> To do
Print the whole listing exactly.

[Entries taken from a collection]
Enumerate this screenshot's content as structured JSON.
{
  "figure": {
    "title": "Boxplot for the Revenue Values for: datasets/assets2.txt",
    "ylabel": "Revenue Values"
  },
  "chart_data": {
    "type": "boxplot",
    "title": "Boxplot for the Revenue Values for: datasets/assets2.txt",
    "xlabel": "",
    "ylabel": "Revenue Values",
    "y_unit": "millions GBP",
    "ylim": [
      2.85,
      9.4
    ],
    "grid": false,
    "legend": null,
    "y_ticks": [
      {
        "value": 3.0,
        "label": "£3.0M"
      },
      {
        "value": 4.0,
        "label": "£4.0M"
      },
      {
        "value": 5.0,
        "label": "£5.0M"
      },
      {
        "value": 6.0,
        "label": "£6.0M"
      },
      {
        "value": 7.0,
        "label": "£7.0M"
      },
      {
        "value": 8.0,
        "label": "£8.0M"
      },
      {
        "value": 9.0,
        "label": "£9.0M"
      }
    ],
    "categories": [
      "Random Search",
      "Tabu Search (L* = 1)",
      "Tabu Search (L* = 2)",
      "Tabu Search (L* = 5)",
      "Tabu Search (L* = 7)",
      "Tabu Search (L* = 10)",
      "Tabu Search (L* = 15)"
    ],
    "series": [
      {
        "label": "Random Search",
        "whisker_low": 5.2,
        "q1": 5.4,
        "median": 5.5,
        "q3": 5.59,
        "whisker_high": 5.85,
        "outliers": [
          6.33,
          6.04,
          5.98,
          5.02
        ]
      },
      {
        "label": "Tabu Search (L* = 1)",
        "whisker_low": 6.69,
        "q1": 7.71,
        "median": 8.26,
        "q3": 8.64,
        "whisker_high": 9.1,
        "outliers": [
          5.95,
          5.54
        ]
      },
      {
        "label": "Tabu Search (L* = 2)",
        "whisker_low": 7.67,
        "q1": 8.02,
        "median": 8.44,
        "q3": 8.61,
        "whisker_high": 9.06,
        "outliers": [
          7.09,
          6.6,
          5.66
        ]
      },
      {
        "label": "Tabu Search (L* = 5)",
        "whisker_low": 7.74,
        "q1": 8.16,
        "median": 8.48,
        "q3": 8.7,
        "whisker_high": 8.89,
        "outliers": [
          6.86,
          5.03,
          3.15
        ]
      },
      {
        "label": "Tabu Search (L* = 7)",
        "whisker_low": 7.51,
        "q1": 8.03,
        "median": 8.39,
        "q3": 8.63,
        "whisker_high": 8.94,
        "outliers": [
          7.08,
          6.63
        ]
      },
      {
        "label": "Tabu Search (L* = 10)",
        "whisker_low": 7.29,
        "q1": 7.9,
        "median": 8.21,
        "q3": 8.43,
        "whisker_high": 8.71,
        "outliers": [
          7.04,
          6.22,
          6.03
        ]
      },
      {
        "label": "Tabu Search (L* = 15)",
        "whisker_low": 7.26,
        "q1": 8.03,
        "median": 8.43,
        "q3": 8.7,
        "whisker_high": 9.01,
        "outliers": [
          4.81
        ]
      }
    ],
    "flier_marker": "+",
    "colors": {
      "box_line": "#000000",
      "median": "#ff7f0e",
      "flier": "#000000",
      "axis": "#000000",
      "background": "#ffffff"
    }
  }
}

> Solution below
Enumerate this screenshot's content as structured JSON.
{
  "figure": {
    "title": "Boxplot for the Revenue Values for: datasets/assets2.txt",
    "ylabel": "Revenue Values"
  },
  "chart_data": {
    "type": "boxplot",
    "title": "Boxplot for the Revenue Values for: datasets/assets2.txt",
    "xlabel": "",
    "ylabel": "Revenue Values",
    "y_unit": "millions GBP",
    "ylim": [
      2.85,
      9.4
    ],
    "grid": false,
    "legend": null,
    "y_ticks": [
      {
        "value": 3.0,
        "label": "£3.0M"
      },
      {
        "value": 4.0,
        "label": "£4.0M"
      },
      {
        "value": 5.0,
        "label": "£5.0M"
      },
      {
        "value": 6.0,
        "label": "£6.0M"
      },
      {
        "value": 7.0,
        "label": "£7.0M"
      },
      {
        "value": 8.0,
        "label": "£8.0M"
      },
      {
        "value": 9.0,
        "label": "£9.0M"
      }
    ],
    "categories": [
      "Random Search",
      "Tabu Search (L* = 1)",
      "Tabu Search (L* = 2)",
      "Tabu Search (L* = 5)",
      "Tabu Search (L* = 7)",
      "Tabu Search (L* = 10)",
      "Tabu Search (L* = 15)"
    ],
    "series": [
      {
        "label": "Random Search",
        "whisker_low": 5.2,
        "q1": 5.4,
        "median": 5.5,
        "q3": 5.59,
        "whisker_high": 5.85,
        "outliers": [
          6.33,
          6.04,
          5.98,
          5.02
        ]
      },
      {
        "label": "Tabu Search (L* = 1)",
        "whisker_low": 6.69,
        "q1": 7.71,
        "median": 8.26,
        "q3": 8.64,
        "whisker_high": 9.1,
        "outliers": [
          5.95,
          5.54
        ]
      },
      {
        "label": "Tabu Search (L* = 2)",
        "whisker_low": 7.67,
        "q1": 8.02,
        "median": 8.44,
        "q3": 8.61,
        "whisker_high": 9.06,
        "outliers": [
          7.09,
          6.6,
          5.66
        ]
      },
      {
        "label": "Tabu Search (L* = 5)",
        "whisker_low": 7.74,
        "q1": 8.16,
        "median": 8.48,
        "q3": 8.7,
        "whisker_high": 8.89,
        "outliers": [
          6.86,
          5.03,
          3.15
        ]
      },
      {
        "label": "Tabu Search (L* = 7)",
        "whisker_low": 7.51,
        "q1": 8.03,
        "median": 8.39,
        "q3": 8.63,
        "whisker_high": 8.94,
        "outliers": [
          7.08,
          6.63
        ]
      },
      {
        "label": "Tabu Search (L* = 10)",
        "whisker_low": 7.29,
        "q1": 7.9,
        "median": 8.21,
        "q3": 8.43,
        "whisker_high": 8.71,
        "outliers": [
          7.04,
          6.22,
          6.03
        ]
      },
      {
        "label": "Tabu Search (L* = 15)",
        "whisker_low": 7.26,
        "q1": 8.03,
        "median": 8.43,
        "q3": 8.7,
        "whisker_high": 9.01,
        "outliers": [
          4.81
        ]
      }
    ],
    "flier_marker": "+",
    "colors": {
      "box_line": "#000000",
      "median": "#ff7f0e",
      "flier": "#000000",
      "axis": "#000000",
      "background": "#ffffff"
    }
  }
}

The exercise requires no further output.